THE TASK: Images are not part of the copy; transcribe all the data exactly.

Figure data in JSON:
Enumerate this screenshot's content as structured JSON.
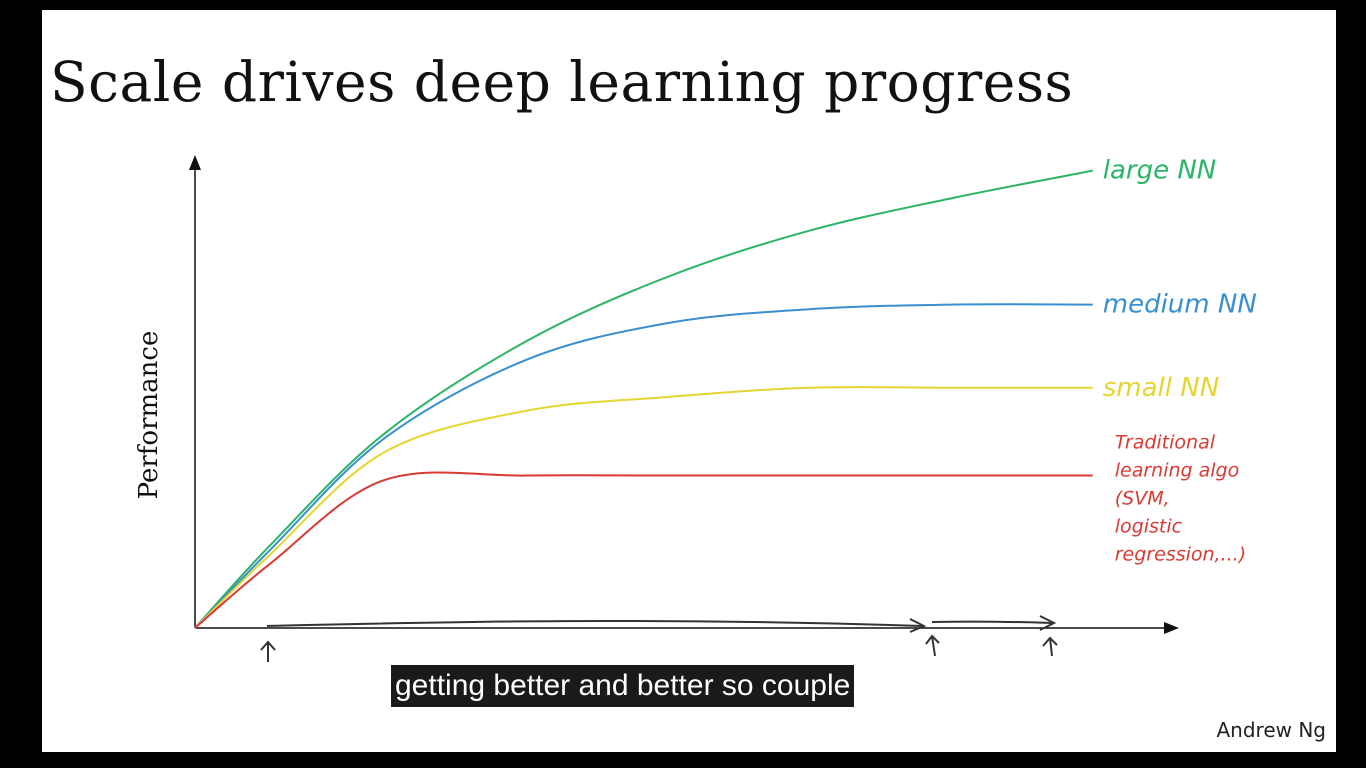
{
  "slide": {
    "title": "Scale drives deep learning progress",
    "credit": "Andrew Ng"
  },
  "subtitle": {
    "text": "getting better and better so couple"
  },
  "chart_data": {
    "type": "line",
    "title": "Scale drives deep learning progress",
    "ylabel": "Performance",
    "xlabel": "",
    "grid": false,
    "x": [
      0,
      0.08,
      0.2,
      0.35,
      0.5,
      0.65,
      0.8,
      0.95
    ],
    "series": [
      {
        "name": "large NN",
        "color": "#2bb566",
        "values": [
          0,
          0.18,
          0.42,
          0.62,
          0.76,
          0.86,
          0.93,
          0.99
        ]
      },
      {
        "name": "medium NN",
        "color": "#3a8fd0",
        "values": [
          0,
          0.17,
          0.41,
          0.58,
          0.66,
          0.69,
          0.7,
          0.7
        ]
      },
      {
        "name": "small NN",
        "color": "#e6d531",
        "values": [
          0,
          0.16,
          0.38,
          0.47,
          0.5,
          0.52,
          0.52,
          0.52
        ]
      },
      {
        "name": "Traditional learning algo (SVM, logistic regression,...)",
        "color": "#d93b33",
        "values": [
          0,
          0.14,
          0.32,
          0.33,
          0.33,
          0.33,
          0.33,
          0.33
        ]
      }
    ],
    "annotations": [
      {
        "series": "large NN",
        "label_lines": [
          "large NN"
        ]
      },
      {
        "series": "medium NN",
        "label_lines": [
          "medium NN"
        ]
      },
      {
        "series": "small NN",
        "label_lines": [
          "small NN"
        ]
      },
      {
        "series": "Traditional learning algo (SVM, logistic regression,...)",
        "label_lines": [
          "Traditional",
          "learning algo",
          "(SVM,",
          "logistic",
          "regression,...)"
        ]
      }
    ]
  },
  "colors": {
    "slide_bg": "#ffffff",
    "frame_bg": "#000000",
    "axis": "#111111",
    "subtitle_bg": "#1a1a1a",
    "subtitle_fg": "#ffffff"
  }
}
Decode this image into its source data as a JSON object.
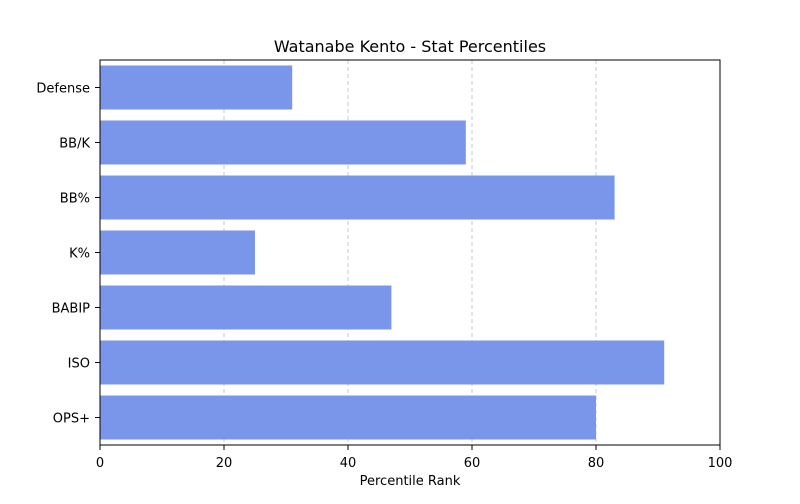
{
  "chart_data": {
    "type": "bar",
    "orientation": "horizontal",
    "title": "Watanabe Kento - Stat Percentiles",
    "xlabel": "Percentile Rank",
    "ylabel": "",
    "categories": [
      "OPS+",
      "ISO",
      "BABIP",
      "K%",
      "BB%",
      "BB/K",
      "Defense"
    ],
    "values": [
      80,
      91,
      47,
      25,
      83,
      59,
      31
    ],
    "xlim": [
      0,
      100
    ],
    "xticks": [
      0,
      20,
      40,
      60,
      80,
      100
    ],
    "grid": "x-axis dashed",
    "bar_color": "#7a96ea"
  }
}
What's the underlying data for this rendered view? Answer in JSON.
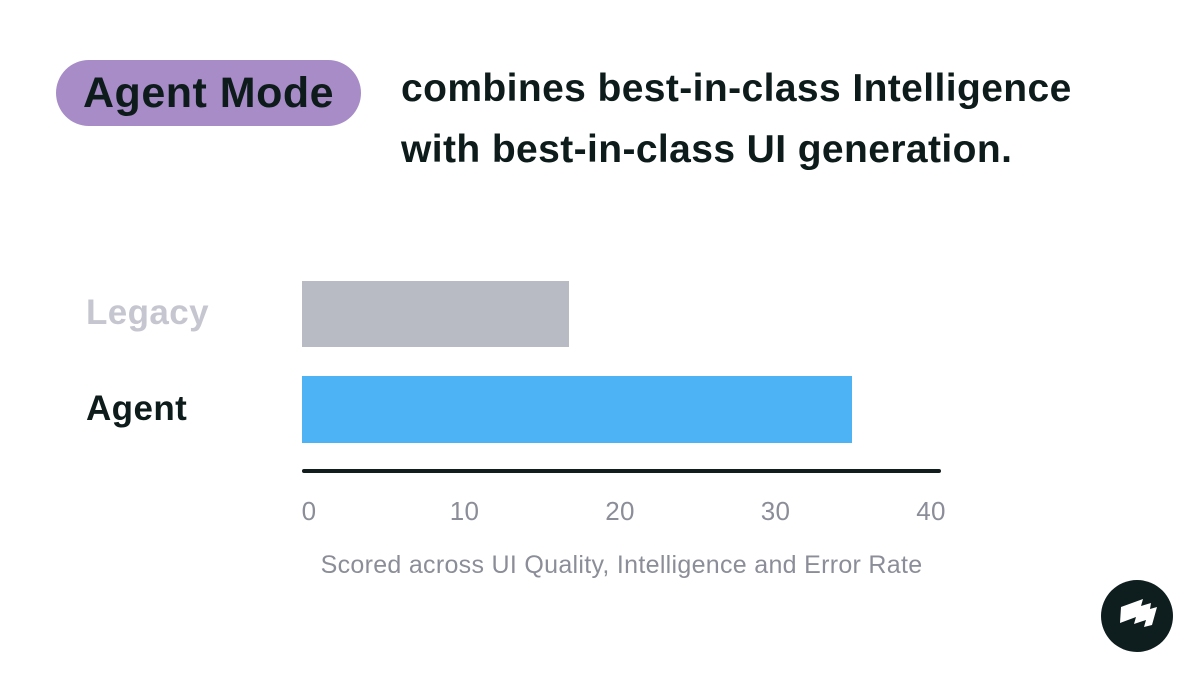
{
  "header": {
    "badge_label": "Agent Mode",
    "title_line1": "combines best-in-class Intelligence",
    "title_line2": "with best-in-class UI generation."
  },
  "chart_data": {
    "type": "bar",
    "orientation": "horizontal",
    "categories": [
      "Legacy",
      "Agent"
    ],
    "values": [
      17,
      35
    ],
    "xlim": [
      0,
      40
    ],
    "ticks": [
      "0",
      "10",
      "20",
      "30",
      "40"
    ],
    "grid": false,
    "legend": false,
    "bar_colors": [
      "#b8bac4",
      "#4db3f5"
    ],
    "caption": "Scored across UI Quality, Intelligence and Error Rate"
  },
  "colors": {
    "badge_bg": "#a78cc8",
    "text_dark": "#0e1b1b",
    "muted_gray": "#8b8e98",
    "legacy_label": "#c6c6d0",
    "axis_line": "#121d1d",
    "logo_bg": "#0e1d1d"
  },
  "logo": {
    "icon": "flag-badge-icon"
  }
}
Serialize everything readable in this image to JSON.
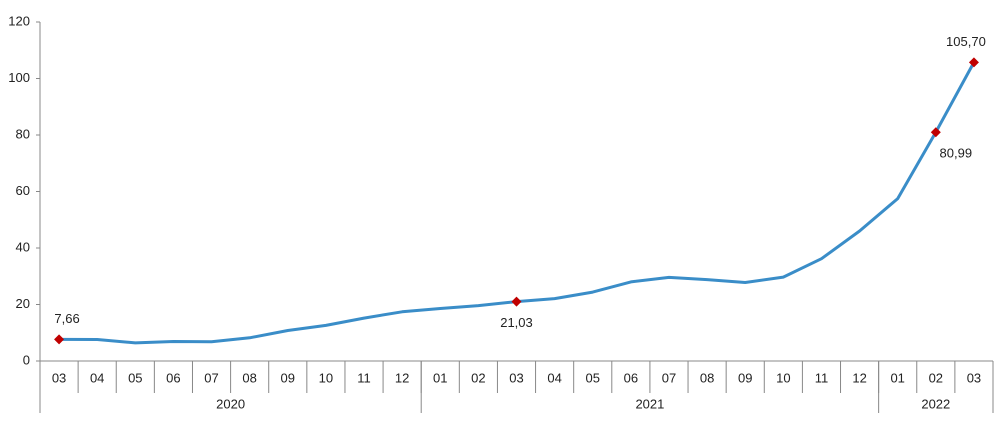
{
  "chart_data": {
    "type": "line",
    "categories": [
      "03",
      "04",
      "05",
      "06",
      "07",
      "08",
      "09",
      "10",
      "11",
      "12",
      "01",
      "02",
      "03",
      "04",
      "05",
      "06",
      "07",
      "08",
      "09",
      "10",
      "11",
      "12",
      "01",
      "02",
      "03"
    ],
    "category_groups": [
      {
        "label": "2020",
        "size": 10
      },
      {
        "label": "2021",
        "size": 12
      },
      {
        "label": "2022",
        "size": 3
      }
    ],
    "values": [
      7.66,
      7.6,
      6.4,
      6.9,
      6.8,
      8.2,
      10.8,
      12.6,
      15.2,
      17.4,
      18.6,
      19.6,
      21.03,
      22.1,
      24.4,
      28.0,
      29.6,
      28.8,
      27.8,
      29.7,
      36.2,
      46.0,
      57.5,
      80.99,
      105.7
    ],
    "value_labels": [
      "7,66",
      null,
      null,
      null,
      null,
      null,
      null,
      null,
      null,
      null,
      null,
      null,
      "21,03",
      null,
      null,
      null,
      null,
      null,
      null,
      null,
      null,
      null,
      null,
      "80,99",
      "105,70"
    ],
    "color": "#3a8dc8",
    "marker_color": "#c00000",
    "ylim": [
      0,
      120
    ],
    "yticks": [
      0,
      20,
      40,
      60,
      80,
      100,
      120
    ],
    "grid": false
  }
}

ANSWER FOR THE TASK:
Enumerate this screenshot's content as structured JSON.
{
  "slide": {
    "title": "Scale drives deep learning progress",
    "credit": "Andrew Ng"
  },
  "subtitle": {
    "text": "getting better and better so couple"
  },
  "chart_data": {
    "type": "line",
    "title": "Scale drives deep learning progress",
    "ylabel": "Performance",
    "xlabel": "",
    "grid": false,
    "x": [
      0,
      0.08,
      0.2,
      0.35,
      0.5,
      0.65,
      0.8,
      0.95
    ],
    "series": [
      {
        "name": "large NN",
        "color": "#2bb566",
        "values": [
          0,
          0.18,
          0.42,
          0.62,
          0.76,
          0.86,
          0.93,
          0.99
        ]
      },
      {
        "name": "medium NN",
        "color": "#3a8fd0",
        "values": [
          0,
          0.17,
          0.41,
          0.58,
          0.66,
          0.69,
          0.7,
          0.7
        ]
      },
      {
        "name": "small NN",
        "color": "#e6d531",
        "values": [
          0,
          0.16,
          0.38,
          0.47,
          0.5,
          0.52,
          0.52,
          0.52
        ]
      },
      {
        "name": "Traditional learning algo (SVM, logistic regression,...)",
        "color": "#d93b33",
        "values": [
          0,
          0.14,
          0.32,
          0.33,
          0.33,
          0.33,
          0.33,
          0.33
        ]
      }
    ],
    "annotations": [
      {
        "series": "large NN",
        "label_lines": [
          "large NN"
        ]
      },
      {
        "series": "medium NN",
        "label_lines": [
          "medium NN"
        ]
      },
      {
        "series": "small NN",
        "label_lines": [
          "small NN"
        ]
      },
      {
        "series": "Traditional learning algo (SVM, logistic regression,...)",
        "label_lines": [
          "Traditional",
          "learning algo",
          "(SVM,",
          "logistic",
          "regression,...)"
        ]
      }
    ]
  },
  "colors": {
    "slide_bg": "#ffffff",
    "frame_bg": "#000000",
    "axis": "#111111",
    "subtitle_bg": "#1a1a1a",
    "subtitle_fg": "#ffffff"
  }
}
Decode this image into its source data as a JSON object.
{
  "chart_data": {
    "type": "bar",
    "orientation": "horizontal",
    "title": "Watanabe Kento - Stat Percentiles",
    "xlabel": "Percentile Rank",
    "ylabel": "",
    "categories": [
      "OPS+",
      "ISO",
      "BABIP",
      "K%",
      "BB%",
      "BB/K",
      "Defense"
    ],
    "values": [
      80,
      91,
      47,
      25,
      83,
      59,
      31
    ],
    "xlim": [
      0,
      100
    ],
    "xticks": [
      0,
      20,
      40,
      60,
      80,
      100
    ],
    "grid": "x-axis dashed",
    "bar_color": "#7a96ea"
  }
}
What's the underlying data for this rendered view? Answer in JSON.
{
  "header": {
    "badge_label": "Agent Mode",
    "title_line1": "combines best-in-class Intelligence",
    "title_line2": "with best-in-class UI generation."
  },
  "chart_data": {
    "type": "bar",
    "orientation": "horizontal",
    "categories": [
      "Legacy",
      "Agent"
    ],
    "values": [
      17,
      35
    ],
    "xlim": [
      0,
      40
    ],
    "ticks": [
      "0",
      "10",
      "20",
      "30",
      "40"
    ],
    "grid": false,
    "legend": false,
    "bar_colors": [
      "#b8bac4",
      "#4db3f5"
    ],
    "caption": "Scored across UI Quality, Intelligence and Error Rate"
  },
  "colors": {
    "badge_bg": "#a78cc8",
    "text_dark": "#0e1b1b",
    "muted_gray": "#8b8e98",
    "legacy_label": "#c6c6d0",
    "axis_line": "#121d1d",
    "logo_bg": "#0e1d1d"
  },
  "logo": {
    "icon": "flag-badge-icon"
  }
}
Serialize everything readable in this image to JSON.
{
  "chart_data": {
    "type": "line",
    "categories": [
      "03",
      "04",
      "05",
      "06",
      "07",
      "08",
      "09",
      "10",
      "11",
      "12",
      "01",
      "02",
      "03",
      "04",
      "05",
      "06",
      "07",
      "08",
      "09",
      "10",
      "11",
      "12",
      "01",
      "02",
      "03"
    ],
    "category_groups": [
      {
        "label": "2020",
        "size": 10
      },
      {
        "label": "2021",
        "size": 12
      },
      {
        "label": "2022",
        "size": 3
      }
    ],
    "values": [
      7.66,
      7.6,
      6.4,
      6.9,
      6.8,
      8.2,
      10.8,
      12.6,
      15.2,
      17.4,
      18.6,
      19.6,
      21.03,
      22.1,
      24.4,
      28.0,
      29.6,
      28.8,
      27.8,
      29.7,
      36.2,
      46.0,
      57.5,
      80.99,
      105.7
    ],
    "value_labels": [
      "7,66",
      null,
      null,
      null,
      null,
      null,
      null,
      null,
      null,
      null,
      null,
      null,
      "21,03",
      null,
      null,
      null,
      null,
      null,
      null,
      null,
      null,
      null,
      null,
      "80,99",
      "105,70"
    ],
    "color": "#3a8dc8",
    "marker_color": "#c00000",
    "ylim": [
      0,
      120
    ],
    "yticks": [
      0,
      20,
      40,
      60,
      80,
      100,
      120
    ],
    "grid": false
  }
}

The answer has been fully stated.